→ **Set problem**
Every line that holds the string "Damgarten" is to be identified and copied.
========
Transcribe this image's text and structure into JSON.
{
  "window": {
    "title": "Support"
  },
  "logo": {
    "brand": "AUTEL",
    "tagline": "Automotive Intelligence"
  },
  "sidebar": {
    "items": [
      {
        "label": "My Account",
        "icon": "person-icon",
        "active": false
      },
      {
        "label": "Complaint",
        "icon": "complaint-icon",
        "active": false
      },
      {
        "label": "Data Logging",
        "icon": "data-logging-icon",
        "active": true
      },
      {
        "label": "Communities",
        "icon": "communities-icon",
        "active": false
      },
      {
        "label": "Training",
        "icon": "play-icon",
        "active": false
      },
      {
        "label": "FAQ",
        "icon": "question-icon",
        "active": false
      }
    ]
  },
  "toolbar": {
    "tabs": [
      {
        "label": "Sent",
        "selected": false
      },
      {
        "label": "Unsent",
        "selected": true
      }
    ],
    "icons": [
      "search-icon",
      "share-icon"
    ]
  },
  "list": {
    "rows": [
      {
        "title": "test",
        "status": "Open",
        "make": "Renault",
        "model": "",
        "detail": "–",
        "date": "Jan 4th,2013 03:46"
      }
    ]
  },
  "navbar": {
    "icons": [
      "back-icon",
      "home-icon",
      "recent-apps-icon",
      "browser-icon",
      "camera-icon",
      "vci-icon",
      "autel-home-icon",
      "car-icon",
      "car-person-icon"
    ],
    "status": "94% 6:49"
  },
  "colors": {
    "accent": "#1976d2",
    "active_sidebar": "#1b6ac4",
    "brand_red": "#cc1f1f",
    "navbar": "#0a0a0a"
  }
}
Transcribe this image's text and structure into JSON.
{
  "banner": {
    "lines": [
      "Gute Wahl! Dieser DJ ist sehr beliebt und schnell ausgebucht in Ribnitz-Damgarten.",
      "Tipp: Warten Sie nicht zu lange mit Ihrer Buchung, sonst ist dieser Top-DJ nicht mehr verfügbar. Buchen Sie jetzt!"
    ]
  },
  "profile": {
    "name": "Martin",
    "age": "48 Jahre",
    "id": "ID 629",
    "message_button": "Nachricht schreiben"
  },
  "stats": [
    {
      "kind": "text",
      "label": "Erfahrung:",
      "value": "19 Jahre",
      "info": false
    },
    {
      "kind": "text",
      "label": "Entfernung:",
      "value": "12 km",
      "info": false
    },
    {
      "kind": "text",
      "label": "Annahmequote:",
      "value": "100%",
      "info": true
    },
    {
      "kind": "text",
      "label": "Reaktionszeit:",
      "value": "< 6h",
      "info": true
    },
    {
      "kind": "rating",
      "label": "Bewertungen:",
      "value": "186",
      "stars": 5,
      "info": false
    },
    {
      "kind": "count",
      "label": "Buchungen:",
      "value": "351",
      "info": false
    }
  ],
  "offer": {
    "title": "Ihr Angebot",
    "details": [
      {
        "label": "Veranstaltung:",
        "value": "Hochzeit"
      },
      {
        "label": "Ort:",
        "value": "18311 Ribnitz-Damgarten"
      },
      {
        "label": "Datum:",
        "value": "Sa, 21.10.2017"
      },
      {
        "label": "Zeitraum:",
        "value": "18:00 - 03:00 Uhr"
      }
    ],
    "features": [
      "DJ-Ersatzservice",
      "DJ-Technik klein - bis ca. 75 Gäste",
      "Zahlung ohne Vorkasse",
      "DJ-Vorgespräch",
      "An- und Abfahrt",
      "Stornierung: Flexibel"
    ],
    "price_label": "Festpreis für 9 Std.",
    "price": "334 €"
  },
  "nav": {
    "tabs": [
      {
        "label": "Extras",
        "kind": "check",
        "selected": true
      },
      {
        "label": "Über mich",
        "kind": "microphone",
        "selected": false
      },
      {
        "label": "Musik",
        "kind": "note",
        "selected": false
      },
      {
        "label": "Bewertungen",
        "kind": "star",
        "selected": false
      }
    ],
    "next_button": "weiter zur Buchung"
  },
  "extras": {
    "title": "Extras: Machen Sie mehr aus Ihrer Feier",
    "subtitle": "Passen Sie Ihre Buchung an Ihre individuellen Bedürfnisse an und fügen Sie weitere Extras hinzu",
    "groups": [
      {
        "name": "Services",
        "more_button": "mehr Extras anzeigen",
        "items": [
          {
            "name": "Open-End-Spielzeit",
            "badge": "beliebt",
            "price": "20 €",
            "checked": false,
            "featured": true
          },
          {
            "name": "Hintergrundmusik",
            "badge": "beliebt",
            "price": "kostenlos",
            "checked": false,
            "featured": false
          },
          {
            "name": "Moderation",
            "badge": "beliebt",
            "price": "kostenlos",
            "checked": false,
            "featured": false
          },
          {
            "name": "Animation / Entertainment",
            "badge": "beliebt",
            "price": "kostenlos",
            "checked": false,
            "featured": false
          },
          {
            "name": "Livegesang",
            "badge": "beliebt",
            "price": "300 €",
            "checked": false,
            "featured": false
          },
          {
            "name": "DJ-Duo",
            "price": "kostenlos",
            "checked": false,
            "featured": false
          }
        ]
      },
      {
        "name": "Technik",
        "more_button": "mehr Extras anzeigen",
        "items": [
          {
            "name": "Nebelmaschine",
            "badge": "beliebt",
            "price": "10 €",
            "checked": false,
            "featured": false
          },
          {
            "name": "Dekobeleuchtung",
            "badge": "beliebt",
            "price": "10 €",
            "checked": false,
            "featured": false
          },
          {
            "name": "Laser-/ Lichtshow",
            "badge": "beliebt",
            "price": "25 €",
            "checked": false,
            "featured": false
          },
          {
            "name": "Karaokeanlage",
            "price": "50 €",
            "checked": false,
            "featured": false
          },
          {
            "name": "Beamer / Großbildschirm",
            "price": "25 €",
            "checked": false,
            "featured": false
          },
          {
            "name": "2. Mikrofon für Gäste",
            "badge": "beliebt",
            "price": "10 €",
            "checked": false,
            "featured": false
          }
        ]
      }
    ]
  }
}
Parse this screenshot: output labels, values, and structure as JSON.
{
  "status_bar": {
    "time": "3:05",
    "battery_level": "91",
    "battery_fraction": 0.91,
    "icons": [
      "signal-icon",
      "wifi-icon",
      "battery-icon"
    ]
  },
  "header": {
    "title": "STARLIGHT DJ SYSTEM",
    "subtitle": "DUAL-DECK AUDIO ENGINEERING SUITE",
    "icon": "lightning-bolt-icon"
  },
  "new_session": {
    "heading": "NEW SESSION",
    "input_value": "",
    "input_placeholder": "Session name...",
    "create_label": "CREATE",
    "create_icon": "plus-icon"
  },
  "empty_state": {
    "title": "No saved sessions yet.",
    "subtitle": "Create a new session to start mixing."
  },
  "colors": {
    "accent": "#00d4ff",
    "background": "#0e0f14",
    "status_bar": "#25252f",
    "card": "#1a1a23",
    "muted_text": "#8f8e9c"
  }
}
========
→ **Written response**
      "Gute Wahl! Dieser DJ ist sehr beliebt und schnell ausgebucht in Ribnitz-Damgarten.",
        "value": "18311 Ribnitz-Damgarten"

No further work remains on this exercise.